Quote the records below in full, exactly as given, with the images taken out.

**** Supplied records ****

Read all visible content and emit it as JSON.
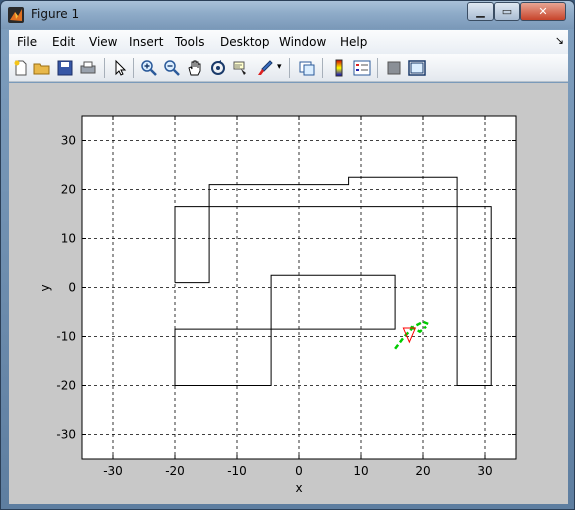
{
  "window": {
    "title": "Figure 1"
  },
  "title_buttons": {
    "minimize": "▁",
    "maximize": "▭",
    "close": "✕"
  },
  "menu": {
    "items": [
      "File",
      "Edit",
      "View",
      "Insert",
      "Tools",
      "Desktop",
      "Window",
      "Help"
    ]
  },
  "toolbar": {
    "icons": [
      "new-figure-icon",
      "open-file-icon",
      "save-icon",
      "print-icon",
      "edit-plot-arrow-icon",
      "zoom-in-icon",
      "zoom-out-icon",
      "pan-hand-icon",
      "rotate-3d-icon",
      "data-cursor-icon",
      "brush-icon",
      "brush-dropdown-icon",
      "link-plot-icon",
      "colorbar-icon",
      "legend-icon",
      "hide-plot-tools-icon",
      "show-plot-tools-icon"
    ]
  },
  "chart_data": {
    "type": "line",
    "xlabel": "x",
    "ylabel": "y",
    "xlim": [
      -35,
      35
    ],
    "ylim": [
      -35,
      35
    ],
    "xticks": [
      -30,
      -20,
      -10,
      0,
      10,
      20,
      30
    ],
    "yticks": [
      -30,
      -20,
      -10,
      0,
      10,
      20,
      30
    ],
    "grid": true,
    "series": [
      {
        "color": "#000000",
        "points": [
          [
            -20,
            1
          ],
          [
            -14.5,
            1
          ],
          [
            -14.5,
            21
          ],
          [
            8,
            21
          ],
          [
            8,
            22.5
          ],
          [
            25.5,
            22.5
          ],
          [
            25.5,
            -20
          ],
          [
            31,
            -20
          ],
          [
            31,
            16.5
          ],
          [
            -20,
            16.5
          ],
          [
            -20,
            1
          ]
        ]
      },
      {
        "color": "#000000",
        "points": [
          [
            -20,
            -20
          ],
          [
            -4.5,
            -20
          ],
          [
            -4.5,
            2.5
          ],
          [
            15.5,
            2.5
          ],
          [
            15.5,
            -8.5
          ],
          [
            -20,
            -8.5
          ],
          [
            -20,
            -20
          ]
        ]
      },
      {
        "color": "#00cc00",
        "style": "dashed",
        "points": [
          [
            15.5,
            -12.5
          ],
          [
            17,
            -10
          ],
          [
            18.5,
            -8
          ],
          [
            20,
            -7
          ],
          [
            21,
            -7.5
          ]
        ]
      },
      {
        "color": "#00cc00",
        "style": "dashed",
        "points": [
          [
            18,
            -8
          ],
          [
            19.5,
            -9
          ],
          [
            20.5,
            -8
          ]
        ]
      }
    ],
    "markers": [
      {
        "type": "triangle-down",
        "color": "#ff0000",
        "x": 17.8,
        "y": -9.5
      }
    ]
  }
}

****

▶ [Worked answer]
Read all visible content and emit it as JSON.
{
  "window": {
    "title": "Figure 1"
  },
  "title_buttons": {
    "minimize": "▁",
    "maximize": "▭",
    "close": "✕"
  },
  "menu": {
    "items": [
      "File",
      "Edit",
      "View",
      "Insert",
      "Tools",
      "Desktop",
      "Window",
      "Help"
    ]
  },
  "toolbar": {
    "icons": [
      "new-figure-icon",
      "open-file-icon",
      "save-icon",
      "print-icon",
      "edit-plot-arrow-icon",
      "zoom-in-icon",
      "zoom-out-icon",
      "pan-hand-icon",
      "rotate-3d-icon",
      "data-cursor-icon",
      "brush-icon",
      "brush-dropdown-icon",
      "link-plot-icon",
      "colorbar-icon",
      "legend-icon",
      "hide-plot-tools-icon",
      "show-plot-tools-icon"
    ]
  },
  "chart_data": {
    "type": "line",
    "xlabel": "x",
    "ylabel": "y",
    "xlim": [
      -35,
      35
    ],
    "ylim": [
      -35,
      35
    ],
    "xticks": [
      -30,
      -20,
      -10,
      0,
      10,
      20,
      30
    ],
    "yticks": [
      -30,
      -20,
      -10,
      0,
      10,
      20,
      30
    ],
    "grid": true,
    "series": [
      {
        "color": "#000000",
        "points": [
          [
            -20,
            1
          ],
          [
            -14.5,
            1
          ],
          [
            -14.5,
            21
          ],
          [
            8,
            21
          ],
          [
            8,
            22.5
          ],
          [
            25.5,
            22.5
          ],
          [
            25.5,
            -20
          ],
          [
            31,
            -20
          ],
          [
            31,
            16.5
          ],
          [
            -20,
            16.5
          ],
          [
            -20,
            1
          ]
        ]
      },
      {
        "color": "#000000",
        "points": [
          [
            -20,
            -20
          ],
          [
            -4.5,
            -20
          ],
          [
            -4.5,
            2.5
          ],
          [
            15.5,
            2.5
          ],
          [
            15.5,
            -8.5
          ],
          [
            -20,
            -8.5
          ],
          [
            -20,
            -20
          ]
        ]
      },
      {
        "color": "#00cc00",
        "style": "dashed",
        "points": [
          [
            15.5,
            -12.5
          ],
          [
            17,
            -10
          ],
          [
            18.5,
            -8
          ],
          [
            20,
            -7
          ],
          [
            21,
            -7.5
          ]
        ]
      },
      {
        "color": "#00cc00",
        "style": "dashed",
        "points": [
          [
            18,
            -8
          ],
          [
            19.5,
            -9
          ],
          [
            20.5,
            -8
          ]
        ]
      }
    ],
    "markers": [
      {
        "type": "triangle-down",
        "color": "#ff0000",
        "x": 17.8,
        "y": -9.5
      }
    ]
  }
}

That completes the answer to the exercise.